Weren't you one of those eyebrow-arching skeptics who laughed years ago when somebody first mentioned pay TV?
Didn't you say things like, "Never happen! Not in a million years!"
Well, get ready for another good laugh, because this time the dumb idea that won't happen in a million years is just as funny: pay radio.
But laugh fast. It's already here, and may some even say it will change our radio listening habits forever.
Hogwash? Not to Robert Dalton, a retired Bethlehem Steel worker who right now is listening to an all-reggae channel. Doesn't have the faintest idea what it is, but he likes it. "It's beautiful music," he says.
He can listen to it 24 hours a day if he wants. But he doesn't. He flips to channel 7 and, whoa! It's Jim Morrison singing.
"I don't like that real hot rock," winces Mr. Dalton, quickly flipping a button on his remote control to another channel on his Digital Music Express (DMX) system. It comes into his house through his United Artists Cable television wires, beamed to Baltimore by satellite from a Los Angeles studio. The DMX signal splits off from Mr. Dalton's TV hookup, connecting easily to his stereo. It costs him about $10 a month.

• _REQUIRED TASKS_:
1 > Rewrite the stretch of the pay radio article from "Didn't you say" through "listening habits forever.", putting "subscription radio" in place of "pay radio".
2 > Extend the pay radio article by a few paragraphs, starting after its last sentence.
The listing after this point isn't needed.

• _DATA SEGMENT_:
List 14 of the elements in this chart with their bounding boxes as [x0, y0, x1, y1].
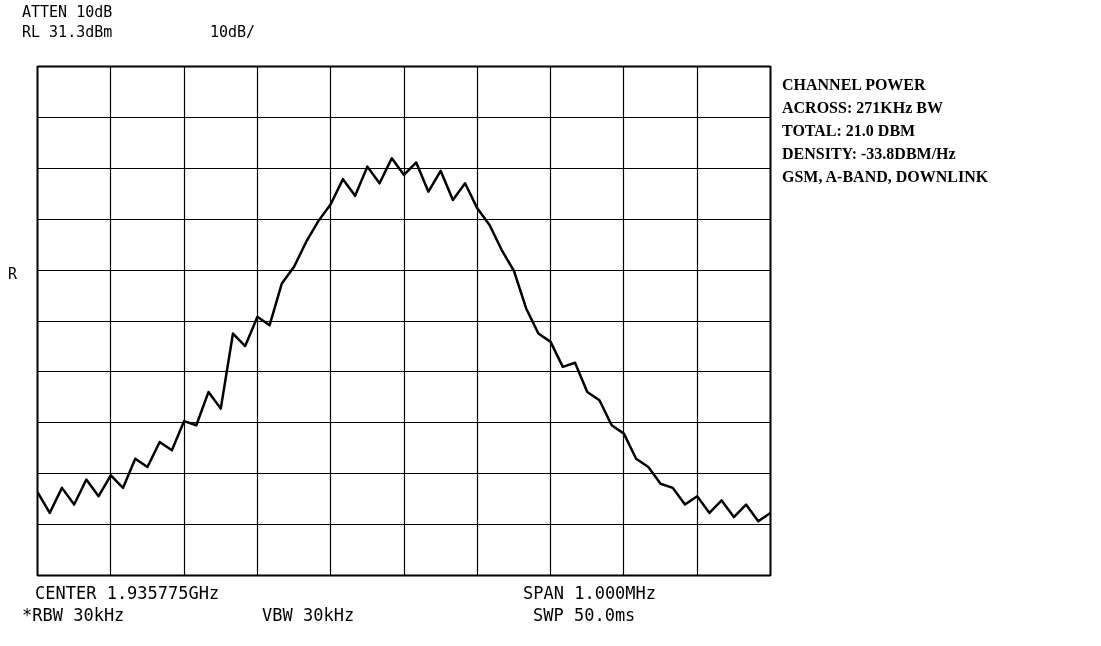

• _OUTPUTS_:
1 >
Didn't you say things like, "Never happen! Not in a million years!"
Well, get ready for another good laugh, because this time the dumb idea that won't happen in a million years is just as funny: subscription radio.
But laugh fast. It's already here, and may some even say it will change our radio listening habits forever.

2 >
"You got symphony, you got jazz, you got Western-style," says Mr. Dalton. "You got just anything you want. No advertising, no DJ. Sometimes I take a notion to dancing rhythms. It just all depends on your moods."
And if they're not quite ready to dance a celebratory jig these days in the pay-radio world, they're certainly doing a lot of optimistic humming. "This is the wave of the future," beams Eleanor Hall, the DMX project coordinator with United Artist Cable of Baltimore.
In its current form, pay radio is a package of digitally recorded, CD-quality music channels sold to cable TV networks nationwide by one of two programming services -- each backed by big-time money of multimedia giants.
DMX is owned by International Cablecasting Technologies of Los Angeles and backed by Tele-Communications Inc., the nation's largest cable operator. It owns, among others, United Artist Cable, which holds the franchise for cable TV in Baltimore.
Then there's Digital Cable Radio, or DCR, of Hatboro, Pa., one of whose key backers is Comcast Cable Communications, servicing Harford, Howard and Baltimore counties.
Whether a cable TV company aligns with DMX or DCR, they typically receive a satellite-transmitted signal containing about 30 specially programmed all-music channels dedicated to specific musical niches. DMX, for instance, offers a symphonic channel, three different types of jazz channels, classic rock, '50s and '60s oldies and two Latin channels, among others. DCR's offering includes a big band channel, two categories of country music, blues and a modern acoustic alternative channel.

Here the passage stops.